## DOCUMENT EXCERPT
- Born: Norman Mangusin September 29, 1979 (age 46) Philippines
- Occupations: Businessman; Philanthropist;
- Known for: Mayaman Challenge; claimed familial ties to the Marcos family; 2022 Senate election bid
- Spouse: Mayu Murakami

YouTube information
- Channel: FLM COMEBACK;
- Years active: 2020–present
- Genre: Vlog
- Subscribers: 252 thousand
- Views: 11.95 million

= Francis Leo Marcos =

Filipino internet personality (born 1979)

Norman Mangusin (born September 29, 1979), who is more known as Francis Leo Marcos or FLM, is a Filipino internet personality who falsely claimed to be a son of former President of the Philippines Ferdinand Marcos. He is known for popularizing the "Mayaman Challenge", which encouraged people to donate to those affected by COVID-19 pandemic-related quarantines. He ran for the 2022 Philippine Senate election.

==Background==
According to his own account, Francis Leo Marcos began his philanthropic work in 2007, long before it gained attention on social media. He leads the Optimum Eye Care Program, which provides eyeglasses to individuals who cannot afford them.

Marcos came to wider public attention when he started a trend on Facebook called the "Mayaman Challenge" urging the rich to give donations to people affected by the enhanced community quarantine imposed amidst the COVID-19 pandemic. Marcos posted a video about the challenge on Facebook which garnered 9 million views before it was taken down. He then created his own YouTube channel for the challenge.

==Political career==
===2013 election===
Marcos attempted to run for senator in the 2013 election under the name Francis Leo Marcos, but his candidacy was rejected since he was two years short of fulfilling the 35 years of age requirement to run for the position.

## TASK ITEM
Condense the paragraph of the Francis Leo Marcos article that begins "Marcos came to wider public attention" into a short bulleted list that keeps its main facts. The listing that follows comes from a separate source, not from the article on Francis Leo Marcos.

## DATASET EXCERPTS

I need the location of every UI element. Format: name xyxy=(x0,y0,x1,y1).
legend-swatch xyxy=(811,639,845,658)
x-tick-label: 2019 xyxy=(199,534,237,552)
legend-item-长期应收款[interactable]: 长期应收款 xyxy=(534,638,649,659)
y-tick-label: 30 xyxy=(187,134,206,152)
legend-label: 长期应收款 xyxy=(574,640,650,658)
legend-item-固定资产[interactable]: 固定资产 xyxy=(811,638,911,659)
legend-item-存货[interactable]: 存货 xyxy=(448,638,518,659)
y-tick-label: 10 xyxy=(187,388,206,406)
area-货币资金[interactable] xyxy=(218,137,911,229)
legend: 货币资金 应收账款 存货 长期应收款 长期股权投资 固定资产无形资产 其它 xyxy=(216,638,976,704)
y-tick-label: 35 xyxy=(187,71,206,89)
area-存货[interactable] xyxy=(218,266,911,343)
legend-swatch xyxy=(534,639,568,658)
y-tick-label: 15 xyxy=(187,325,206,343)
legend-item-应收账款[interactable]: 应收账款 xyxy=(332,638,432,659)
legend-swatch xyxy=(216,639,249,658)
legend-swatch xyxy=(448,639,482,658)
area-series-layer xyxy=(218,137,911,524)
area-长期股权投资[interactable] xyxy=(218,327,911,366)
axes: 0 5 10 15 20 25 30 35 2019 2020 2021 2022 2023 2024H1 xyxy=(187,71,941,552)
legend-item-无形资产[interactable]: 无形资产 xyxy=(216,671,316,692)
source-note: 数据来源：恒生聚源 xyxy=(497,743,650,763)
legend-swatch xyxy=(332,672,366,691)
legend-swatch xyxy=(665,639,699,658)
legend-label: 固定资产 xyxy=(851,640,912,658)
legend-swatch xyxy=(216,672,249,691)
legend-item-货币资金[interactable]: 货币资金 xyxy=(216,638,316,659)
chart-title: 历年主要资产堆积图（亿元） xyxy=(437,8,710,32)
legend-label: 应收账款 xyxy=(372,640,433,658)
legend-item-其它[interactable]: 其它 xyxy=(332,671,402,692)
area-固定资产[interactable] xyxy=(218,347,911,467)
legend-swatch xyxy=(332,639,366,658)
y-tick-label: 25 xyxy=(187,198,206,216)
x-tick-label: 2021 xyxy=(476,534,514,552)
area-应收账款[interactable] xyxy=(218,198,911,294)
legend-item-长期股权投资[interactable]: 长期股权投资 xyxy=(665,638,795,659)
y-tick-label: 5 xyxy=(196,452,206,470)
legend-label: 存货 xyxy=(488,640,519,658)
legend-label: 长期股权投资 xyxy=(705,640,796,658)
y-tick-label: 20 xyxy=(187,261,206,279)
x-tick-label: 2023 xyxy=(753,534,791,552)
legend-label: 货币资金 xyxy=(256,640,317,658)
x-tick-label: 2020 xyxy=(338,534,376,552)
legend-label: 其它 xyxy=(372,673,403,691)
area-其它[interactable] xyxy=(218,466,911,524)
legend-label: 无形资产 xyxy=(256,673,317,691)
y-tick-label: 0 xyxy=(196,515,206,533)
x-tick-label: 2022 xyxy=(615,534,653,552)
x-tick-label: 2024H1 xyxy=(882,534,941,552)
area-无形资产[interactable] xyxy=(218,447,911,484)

## EXERCISE ANSWER
- Marcos started the "Mayaman Challenge" trend on Facebook.
- It urged the rich to donate to people affected by the enhanced community quarantine imposed during the COVID-19 pandemic.
- His Facebook video about the challenge drew 9 million views before it was taken down.
- He then created his own YouTube channel for the challenge.